WHAT TO PRODUCE
Identify each line containing the word "Intensity" and copy it.

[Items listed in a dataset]
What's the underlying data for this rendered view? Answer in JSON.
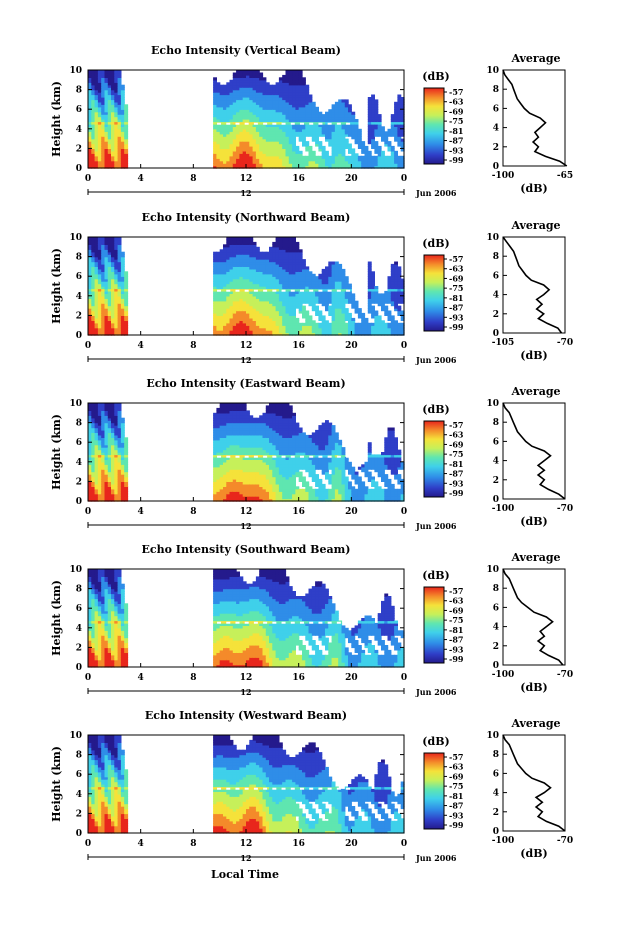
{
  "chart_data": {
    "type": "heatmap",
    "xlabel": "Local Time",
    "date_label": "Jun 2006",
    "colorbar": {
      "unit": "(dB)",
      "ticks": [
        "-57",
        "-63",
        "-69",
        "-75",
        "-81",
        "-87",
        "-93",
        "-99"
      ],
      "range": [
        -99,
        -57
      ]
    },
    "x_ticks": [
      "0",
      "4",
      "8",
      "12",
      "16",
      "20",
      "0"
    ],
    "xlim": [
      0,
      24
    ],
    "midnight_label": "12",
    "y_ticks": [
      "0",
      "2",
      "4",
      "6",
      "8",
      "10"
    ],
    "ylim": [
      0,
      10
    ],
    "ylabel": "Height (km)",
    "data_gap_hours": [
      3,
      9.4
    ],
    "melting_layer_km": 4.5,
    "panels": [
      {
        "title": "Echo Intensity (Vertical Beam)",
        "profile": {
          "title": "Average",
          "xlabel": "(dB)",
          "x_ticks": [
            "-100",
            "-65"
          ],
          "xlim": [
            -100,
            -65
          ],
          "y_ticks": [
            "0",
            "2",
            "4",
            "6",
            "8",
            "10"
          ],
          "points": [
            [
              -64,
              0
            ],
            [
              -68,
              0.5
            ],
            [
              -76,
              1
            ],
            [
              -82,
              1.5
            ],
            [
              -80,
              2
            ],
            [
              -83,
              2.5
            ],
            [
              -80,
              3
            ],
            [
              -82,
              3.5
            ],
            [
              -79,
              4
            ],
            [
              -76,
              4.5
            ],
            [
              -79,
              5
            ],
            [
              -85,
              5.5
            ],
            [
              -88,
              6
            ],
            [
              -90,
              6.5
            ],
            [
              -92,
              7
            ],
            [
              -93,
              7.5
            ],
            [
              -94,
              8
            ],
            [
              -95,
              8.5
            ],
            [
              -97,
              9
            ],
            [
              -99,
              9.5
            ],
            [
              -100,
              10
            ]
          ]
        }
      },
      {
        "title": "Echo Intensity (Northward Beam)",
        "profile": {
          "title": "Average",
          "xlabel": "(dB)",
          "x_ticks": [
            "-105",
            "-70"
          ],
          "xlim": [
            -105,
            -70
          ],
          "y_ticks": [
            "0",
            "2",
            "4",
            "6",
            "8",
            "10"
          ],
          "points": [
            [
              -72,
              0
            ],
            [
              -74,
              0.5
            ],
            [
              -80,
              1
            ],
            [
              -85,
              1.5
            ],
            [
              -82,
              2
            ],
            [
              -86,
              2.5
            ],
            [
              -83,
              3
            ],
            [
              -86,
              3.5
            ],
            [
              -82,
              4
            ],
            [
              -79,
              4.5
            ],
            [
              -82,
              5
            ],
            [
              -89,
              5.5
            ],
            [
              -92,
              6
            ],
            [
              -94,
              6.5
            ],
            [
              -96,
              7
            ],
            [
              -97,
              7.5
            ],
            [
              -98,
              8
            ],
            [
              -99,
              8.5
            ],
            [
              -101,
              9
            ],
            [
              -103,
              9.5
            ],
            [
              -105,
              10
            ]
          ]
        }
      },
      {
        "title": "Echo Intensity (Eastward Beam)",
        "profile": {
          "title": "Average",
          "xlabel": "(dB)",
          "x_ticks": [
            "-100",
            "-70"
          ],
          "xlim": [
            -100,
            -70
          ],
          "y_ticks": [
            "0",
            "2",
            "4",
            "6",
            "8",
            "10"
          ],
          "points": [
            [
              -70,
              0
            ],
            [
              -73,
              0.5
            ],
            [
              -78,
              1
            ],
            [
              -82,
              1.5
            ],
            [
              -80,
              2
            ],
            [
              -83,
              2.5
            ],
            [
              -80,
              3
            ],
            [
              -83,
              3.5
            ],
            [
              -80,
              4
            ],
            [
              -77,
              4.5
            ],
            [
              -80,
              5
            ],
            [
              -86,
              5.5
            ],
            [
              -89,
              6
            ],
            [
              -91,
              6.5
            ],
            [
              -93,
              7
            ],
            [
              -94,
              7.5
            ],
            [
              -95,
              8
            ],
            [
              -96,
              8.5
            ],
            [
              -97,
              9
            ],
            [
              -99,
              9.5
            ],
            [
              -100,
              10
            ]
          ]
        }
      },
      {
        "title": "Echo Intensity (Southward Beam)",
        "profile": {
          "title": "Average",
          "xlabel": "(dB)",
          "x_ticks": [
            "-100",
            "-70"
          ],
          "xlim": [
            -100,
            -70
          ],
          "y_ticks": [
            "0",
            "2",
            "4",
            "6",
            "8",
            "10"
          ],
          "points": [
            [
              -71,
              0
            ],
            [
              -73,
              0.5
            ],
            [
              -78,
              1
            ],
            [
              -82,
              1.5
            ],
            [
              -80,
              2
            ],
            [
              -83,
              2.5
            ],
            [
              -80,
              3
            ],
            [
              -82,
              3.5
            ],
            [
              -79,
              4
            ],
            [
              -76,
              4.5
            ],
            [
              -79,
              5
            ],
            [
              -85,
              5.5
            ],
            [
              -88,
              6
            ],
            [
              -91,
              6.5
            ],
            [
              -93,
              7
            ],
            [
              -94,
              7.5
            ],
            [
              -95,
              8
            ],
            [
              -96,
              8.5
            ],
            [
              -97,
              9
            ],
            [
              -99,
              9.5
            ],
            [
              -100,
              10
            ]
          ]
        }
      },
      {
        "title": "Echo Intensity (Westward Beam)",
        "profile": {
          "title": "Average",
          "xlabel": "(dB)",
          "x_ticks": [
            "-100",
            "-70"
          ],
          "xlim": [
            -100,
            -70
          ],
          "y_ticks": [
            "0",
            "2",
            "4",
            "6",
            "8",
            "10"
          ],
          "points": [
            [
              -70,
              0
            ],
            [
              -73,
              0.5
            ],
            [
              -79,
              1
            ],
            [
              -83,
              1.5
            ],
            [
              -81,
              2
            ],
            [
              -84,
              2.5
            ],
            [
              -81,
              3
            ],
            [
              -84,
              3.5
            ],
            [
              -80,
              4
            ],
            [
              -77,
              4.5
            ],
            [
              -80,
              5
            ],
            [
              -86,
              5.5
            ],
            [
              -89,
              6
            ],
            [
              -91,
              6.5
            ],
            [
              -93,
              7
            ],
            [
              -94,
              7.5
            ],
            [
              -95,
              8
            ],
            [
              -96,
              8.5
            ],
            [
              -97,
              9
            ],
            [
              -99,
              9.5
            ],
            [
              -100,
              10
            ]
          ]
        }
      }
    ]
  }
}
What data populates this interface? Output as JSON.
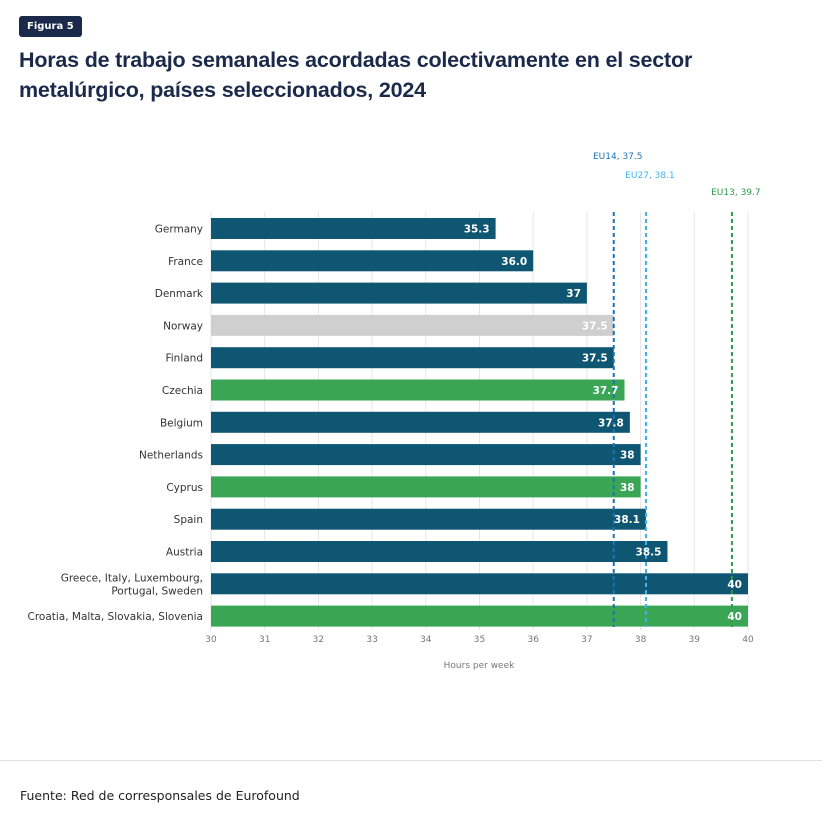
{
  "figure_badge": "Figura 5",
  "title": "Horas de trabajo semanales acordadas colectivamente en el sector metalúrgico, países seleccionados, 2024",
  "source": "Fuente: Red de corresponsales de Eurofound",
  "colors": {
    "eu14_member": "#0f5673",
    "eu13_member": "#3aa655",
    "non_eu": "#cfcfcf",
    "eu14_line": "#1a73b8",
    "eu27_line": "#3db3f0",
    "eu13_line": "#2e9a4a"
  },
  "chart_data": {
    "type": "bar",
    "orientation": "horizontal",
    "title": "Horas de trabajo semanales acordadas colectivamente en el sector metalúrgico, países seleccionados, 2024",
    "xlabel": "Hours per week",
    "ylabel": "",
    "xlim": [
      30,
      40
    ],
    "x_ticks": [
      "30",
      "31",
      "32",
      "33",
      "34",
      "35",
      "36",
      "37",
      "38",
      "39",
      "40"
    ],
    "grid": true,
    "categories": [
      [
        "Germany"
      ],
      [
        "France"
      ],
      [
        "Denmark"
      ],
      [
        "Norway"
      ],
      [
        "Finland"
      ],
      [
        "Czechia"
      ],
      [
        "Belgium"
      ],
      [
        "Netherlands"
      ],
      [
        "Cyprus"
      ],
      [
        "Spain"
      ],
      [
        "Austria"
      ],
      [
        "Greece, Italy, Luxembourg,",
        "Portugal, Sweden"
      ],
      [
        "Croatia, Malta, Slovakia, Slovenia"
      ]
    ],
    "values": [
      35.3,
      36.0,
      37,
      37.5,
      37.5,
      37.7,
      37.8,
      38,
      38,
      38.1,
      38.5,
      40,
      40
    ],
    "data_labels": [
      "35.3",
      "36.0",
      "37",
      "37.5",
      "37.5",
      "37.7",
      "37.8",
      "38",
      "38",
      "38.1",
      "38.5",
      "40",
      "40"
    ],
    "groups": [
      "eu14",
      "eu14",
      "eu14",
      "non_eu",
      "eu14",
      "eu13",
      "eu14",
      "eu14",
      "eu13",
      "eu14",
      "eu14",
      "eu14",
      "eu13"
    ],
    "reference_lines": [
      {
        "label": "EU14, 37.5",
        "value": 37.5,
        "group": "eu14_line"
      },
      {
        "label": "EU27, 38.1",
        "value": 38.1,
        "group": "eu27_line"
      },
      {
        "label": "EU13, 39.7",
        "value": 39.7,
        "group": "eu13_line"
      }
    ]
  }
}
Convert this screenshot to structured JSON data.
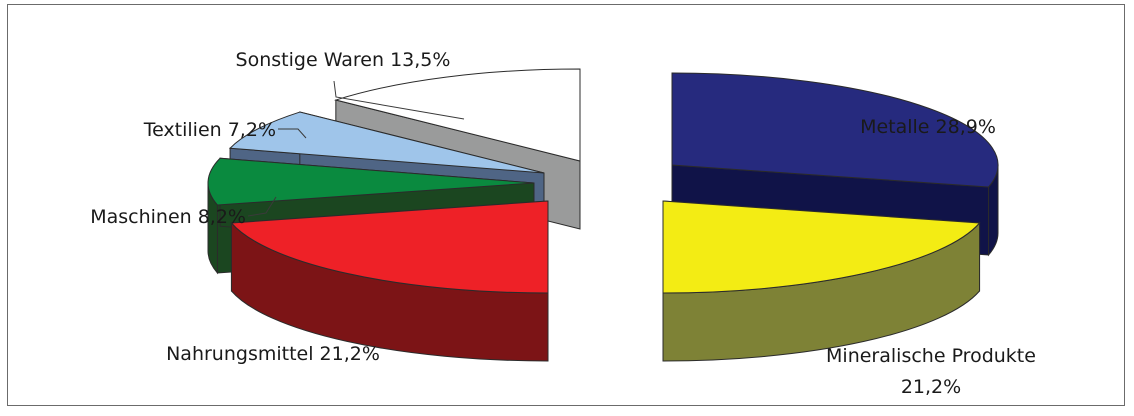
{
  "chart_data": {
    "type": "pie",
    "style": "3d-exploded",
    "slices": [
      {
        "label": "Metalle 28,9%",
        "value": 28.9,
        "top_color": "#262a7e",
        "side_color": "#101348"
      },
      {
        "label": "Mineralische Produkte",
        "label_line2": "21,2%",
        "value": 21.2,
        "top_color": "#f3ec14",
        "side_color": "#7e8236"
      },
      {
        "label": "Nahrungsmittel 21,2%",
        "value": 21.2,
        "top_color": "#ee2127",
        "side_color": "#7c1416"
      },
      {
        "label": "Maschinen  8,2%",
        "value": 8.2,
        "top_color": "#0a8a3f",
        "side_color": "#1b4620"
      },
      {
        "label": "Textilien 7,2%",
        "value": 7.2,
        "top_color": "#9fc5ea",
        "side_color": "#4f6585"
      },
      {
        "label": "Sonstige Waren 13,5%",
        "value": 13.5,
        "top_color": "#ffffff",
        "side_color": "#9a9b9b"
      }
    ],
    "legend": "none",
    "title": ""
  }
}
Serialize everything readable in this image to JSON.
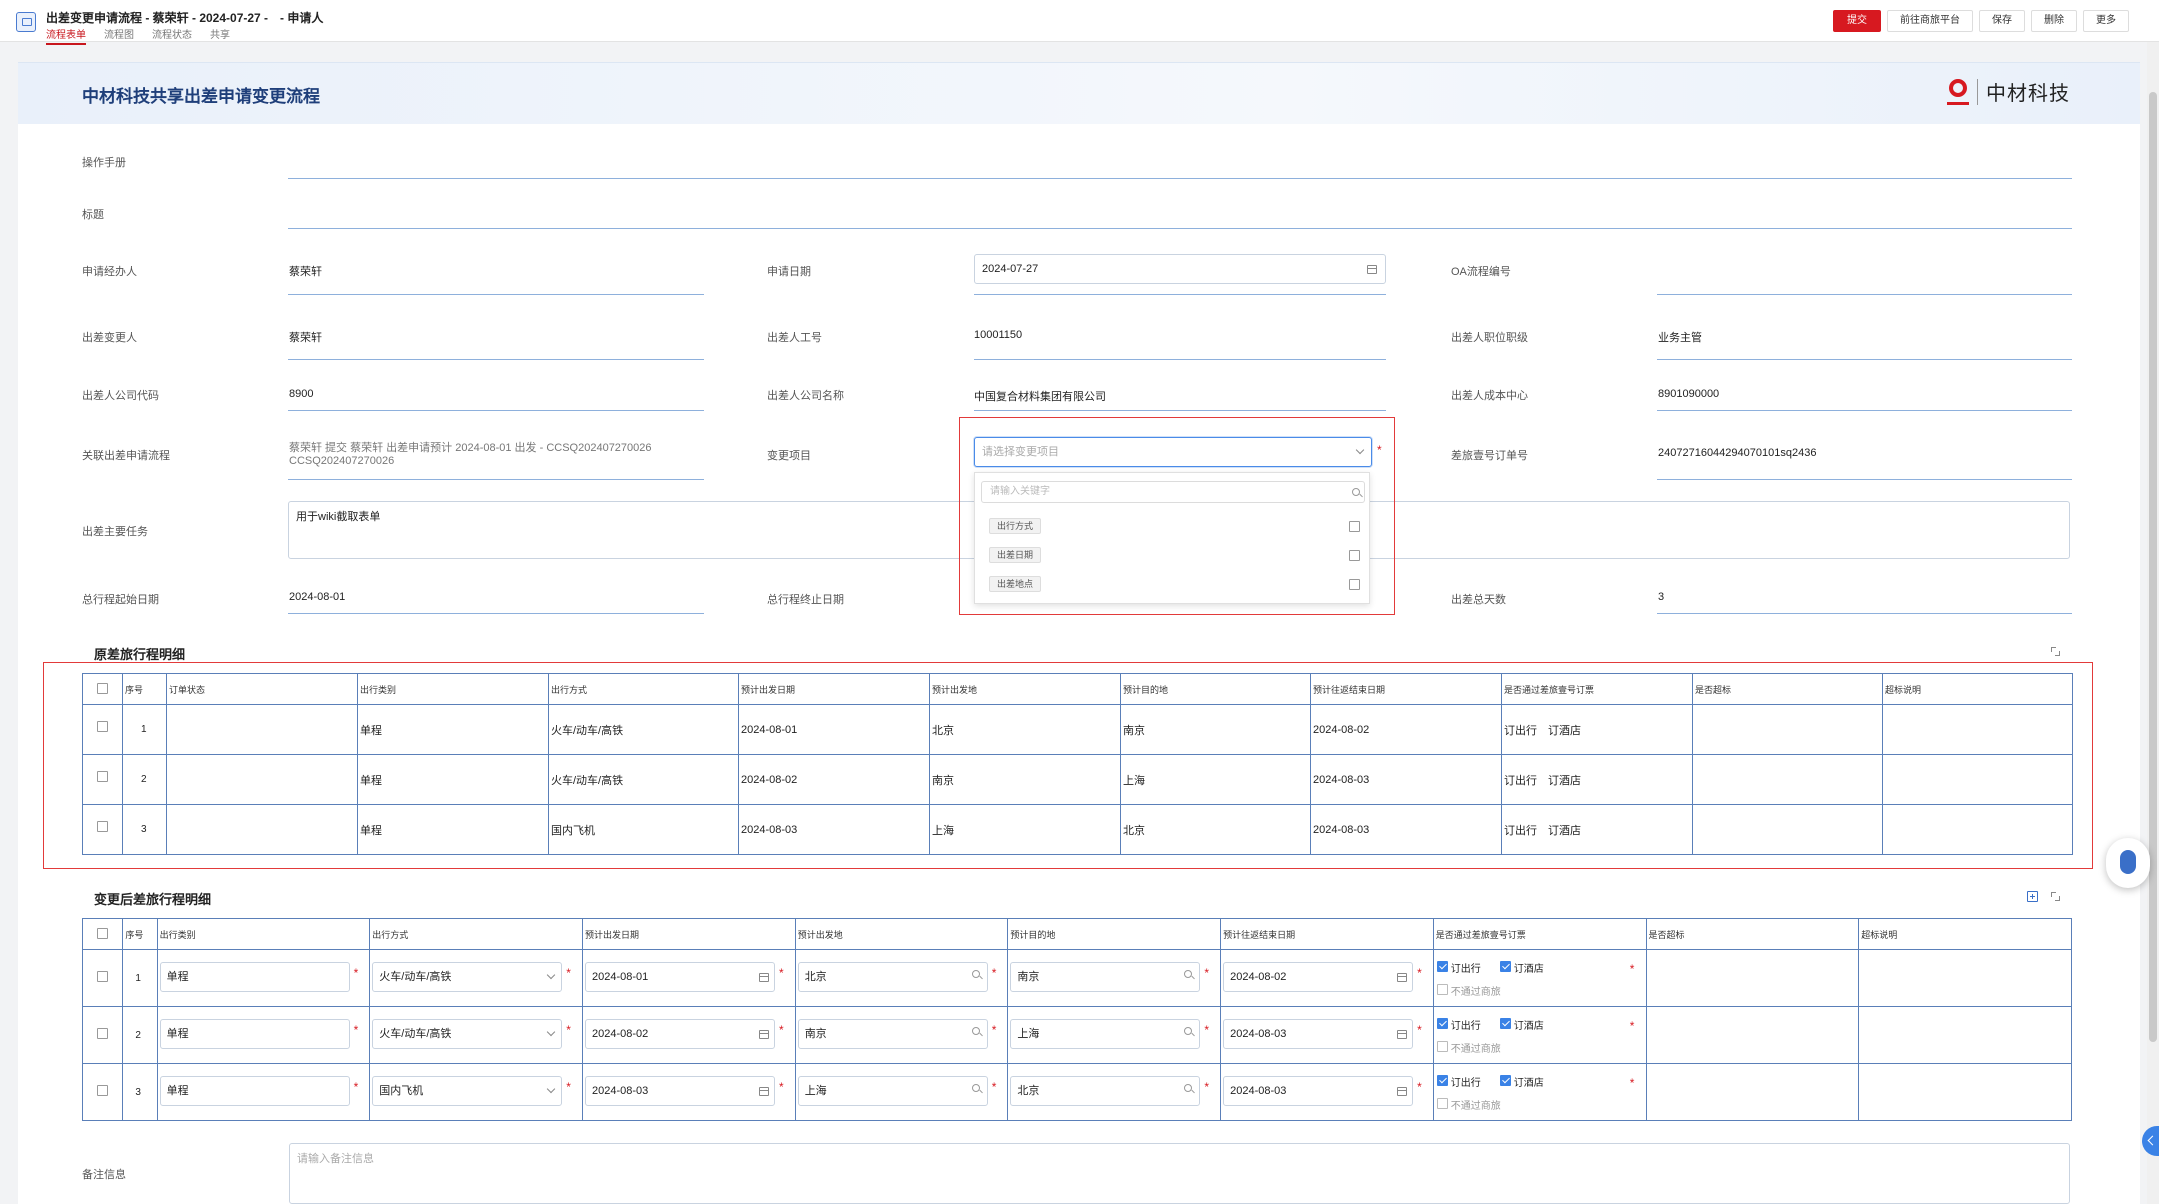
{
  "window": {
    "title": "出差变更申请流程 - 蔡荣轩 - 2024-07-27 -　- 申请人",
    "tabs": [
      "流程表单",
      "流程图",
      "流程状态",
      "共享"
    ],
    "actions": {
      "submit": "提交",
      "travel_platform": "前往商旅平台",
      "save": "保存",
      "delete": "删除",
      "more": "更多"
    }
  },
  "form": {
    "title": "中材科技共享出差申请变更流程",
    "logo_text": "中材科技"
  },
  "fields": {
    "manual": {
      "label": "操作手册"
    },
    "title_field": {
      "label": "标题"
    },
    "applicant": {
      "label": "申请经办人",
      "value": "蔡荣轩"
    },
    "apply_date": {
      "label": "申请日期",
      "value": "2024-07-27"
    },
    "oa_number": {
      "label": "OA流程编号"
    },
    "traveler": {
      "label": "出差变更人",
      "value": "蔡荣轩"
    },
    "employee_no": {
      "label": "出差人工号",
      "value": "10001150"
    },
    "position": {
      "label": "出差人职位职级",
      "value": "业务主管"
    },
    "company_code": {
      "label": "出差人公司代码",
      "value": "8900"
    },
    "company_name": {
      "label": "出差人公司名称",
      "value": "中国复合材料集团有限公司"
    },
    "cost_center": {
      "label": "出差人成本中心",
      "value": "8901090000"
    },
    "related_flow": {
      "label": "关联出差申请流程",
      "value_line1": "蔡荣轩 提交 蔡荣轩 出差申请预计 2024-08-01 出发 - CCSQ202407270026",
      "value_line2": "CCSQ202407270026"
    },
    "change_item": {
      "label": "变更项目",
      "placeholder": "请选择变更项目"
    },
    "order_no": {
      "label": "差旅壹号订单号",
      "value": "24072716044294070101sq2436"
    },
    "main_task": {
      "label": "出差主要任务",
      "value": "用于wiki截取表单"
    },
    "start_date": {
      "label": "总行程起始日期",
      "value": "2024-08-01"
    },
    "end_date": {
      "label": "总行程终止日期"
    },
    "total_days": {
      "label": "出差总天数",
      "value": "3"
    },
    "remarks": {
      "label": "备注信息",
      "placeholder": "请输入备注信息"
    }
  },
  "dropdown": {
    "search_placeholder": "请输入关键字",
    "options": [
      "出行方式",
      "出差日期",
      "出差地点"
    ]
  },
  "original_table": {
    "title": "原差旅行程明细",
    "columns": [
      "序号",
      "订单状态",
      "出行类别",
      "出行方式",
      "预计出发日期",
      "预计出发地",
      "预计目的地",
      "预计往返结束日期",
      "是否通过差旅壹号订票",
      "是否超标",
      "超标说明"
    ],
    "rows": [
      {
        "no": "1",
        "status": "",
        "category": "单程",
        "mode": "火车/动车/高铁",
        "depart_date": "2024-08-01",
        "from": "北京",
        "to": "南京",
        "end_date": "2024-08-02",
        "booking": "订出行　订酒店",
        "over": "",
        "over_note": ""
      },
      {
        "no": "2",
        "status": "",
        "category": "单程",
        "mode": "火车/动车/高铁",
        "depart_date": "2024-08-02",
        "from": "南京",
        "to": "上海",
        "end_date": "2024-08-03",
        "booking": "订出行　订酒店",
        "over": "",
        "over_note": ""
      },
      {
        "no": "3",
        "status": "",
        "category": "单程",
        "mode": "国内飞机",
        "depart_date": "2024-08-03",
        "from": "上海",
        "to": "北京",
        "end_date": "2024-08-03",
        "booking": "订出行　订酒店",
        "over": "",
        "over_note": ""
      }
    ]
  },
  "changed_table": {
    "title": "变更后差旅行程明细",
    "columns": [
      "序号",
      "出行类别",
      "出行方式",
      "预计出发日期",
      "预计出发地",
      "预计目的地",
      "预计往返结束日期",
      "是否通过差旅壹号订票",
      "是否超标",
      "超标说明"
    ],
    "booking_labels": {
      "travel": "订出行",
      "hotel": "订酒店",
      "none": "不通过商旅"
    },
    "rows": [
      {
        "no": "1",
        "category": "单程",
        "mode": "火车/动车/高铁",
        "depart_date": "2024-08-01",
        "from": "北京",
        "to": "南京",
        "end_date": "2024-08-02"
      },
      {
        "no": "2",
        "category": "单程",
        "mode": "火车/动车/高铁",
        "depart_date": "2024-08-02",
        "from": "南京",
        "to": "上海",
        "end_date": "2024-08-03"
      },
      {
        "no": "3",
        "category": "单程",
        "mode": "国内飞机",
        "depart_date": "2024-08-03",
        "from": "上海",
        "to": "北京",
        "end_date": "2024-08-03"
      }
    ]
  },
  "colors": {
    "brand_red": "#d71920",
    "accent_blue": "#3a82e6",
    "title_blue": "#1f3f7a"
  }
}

FINAL ANSWER
        "title": "Echo Intensity (Vertical Beam)",
        "title": "Echo Intensity (Northward Beam)",
        "title": "Echo Intensity (Eastward Beam)",
        "title": "Echo Intensity (Southward Beam)",
        "title": "Echo Intensity (Westward Beam)",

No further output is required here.